━━━ Records for this exercise

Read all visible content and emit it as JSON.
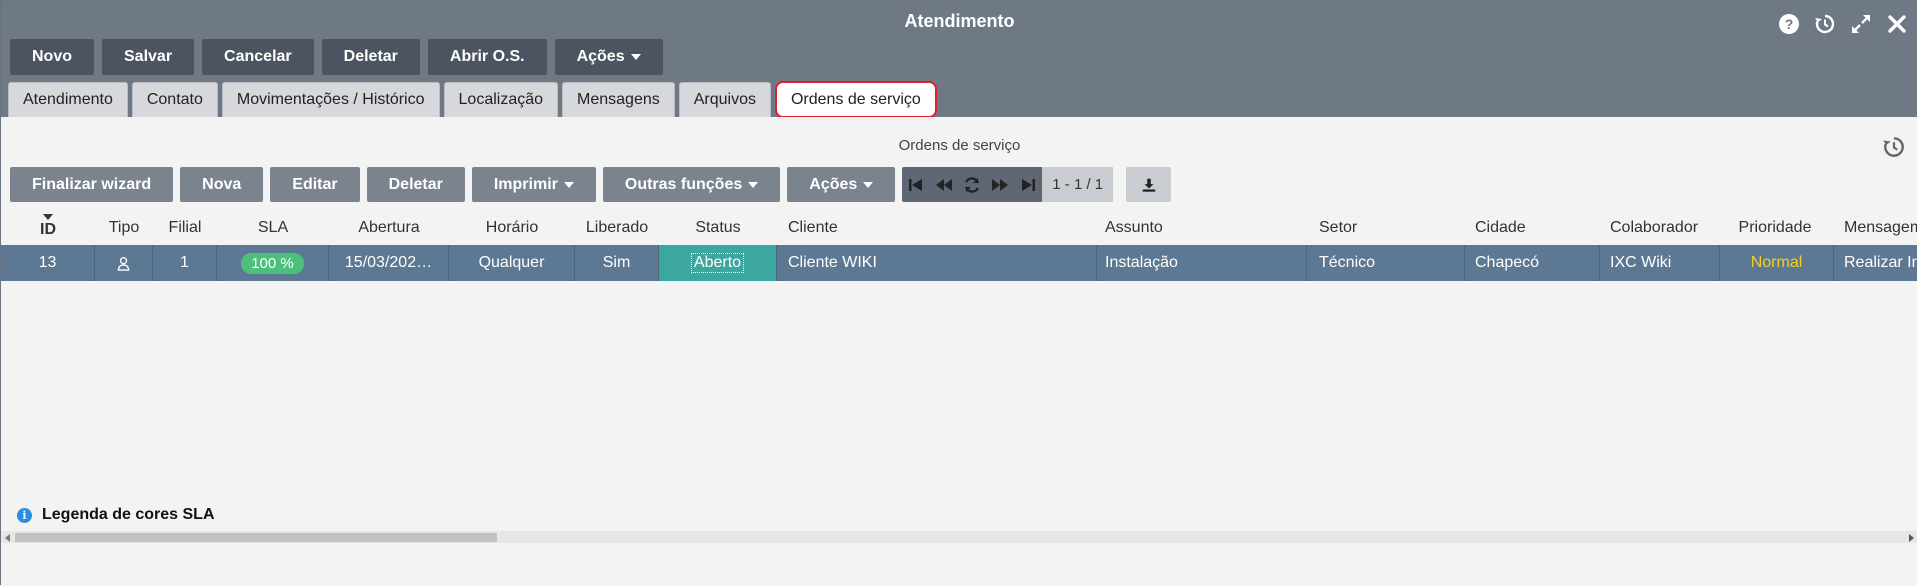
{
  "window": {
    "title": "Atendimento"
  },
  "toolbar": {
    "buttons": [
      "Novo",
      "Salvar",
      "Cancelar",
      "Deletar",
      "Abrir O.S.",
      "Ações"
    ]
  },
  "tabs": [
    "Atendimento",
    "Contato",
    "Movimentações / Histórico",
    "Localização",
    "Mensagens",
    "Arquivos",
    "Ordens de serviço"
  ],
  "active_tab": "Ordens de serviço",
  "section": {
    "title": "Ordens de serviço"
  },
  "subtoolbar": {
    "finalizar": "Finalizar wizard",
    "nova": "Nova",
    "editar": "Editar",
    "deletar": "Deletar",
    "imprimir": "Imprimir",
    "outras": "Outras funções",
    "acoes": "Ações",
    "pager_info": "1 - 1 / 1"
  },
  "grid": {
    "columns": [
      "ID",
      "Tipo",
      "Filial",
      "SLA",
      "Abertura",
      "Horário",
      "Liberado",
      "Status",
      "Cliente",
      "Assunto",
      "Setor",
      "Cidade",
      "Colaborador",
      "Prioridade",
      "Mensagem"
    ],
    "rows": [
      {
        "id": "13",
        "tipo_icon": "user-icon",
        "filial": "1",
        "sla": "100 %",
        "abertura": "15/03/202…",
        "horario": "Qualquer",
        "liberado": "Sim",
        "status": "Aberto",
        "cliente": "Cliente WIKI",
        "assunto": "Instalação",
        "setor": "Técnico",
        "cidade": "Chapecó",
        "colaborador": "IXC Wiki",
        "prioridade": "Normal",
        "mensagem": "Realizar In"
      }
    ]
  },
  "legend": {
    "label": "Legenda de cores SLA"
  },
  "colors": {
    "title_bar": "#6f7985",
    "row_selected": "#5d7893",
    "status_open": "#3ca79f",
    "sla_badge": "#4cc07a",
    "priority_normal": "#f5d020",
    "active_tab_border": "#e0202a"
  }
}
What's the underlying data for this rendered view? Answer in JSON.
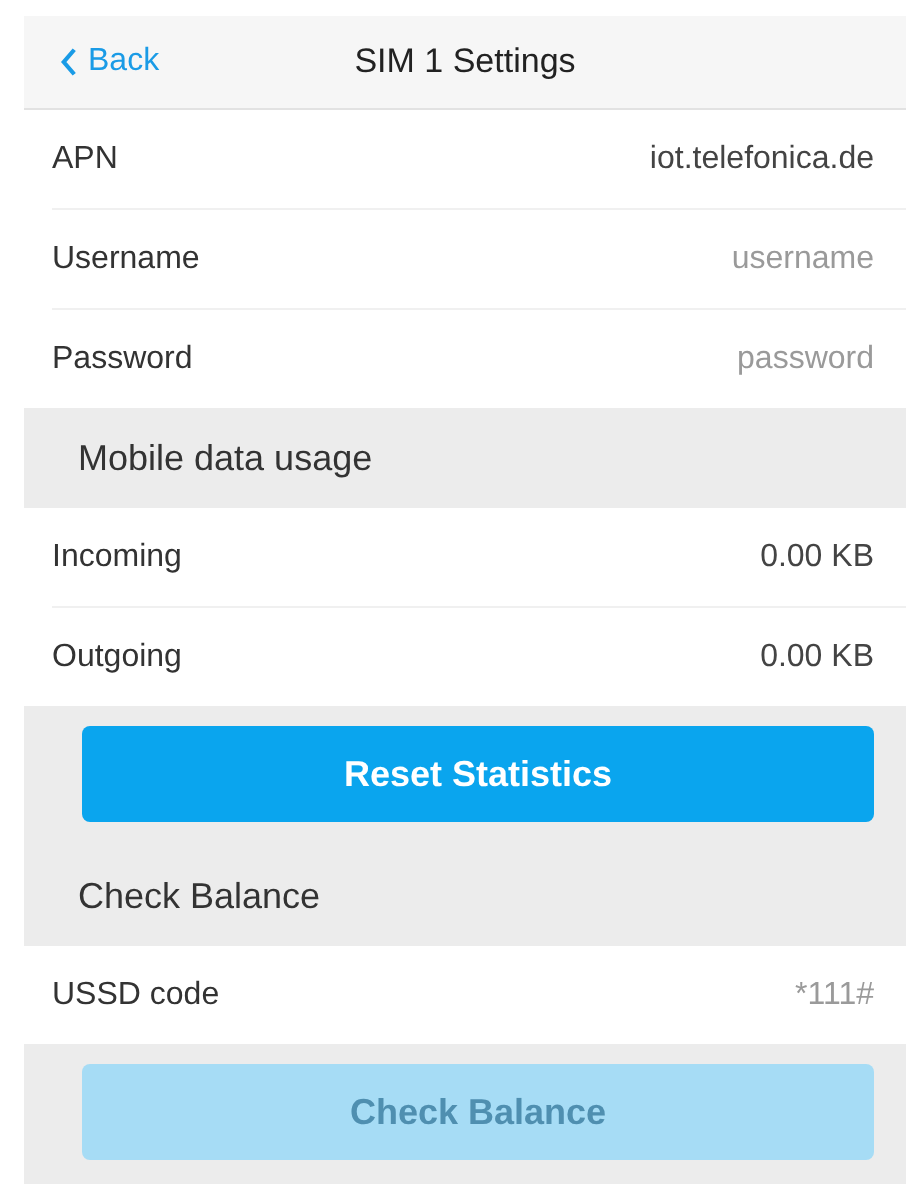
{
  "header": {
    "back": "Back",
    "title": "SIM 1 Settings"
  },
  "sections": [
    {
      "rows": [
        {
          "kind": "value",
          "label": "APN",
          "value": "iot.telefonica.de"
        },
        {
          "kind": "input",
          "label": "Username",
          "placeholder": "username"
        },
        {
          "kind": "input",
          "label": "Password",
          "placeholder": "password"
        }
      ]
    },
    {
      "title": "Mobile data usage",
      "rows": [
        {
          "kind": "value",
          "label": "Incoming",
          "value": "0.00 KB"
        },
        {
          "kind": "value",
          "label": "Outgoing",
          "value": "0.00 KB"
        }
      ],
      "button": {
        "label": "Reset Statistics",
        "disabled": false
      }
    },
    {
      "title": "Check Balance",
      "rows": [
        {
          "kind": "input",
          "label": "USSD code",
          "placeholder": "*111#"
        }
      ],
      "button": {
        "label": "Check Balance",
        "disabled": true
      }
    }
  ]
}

━━━━━━

## [Direction]
Look over the listing above. Pick out and copy every line that includes "label".

## [The solution]
    "label": "Legenda de cores SLA"
          "label": "APN",
          "label": "Username",
          "label": "Password",
          "label": "Incoming",
          "label": "Outgoing",
        "label": "Reset Statistics",
          "label": "USSD code",
        "label": "Check Balance",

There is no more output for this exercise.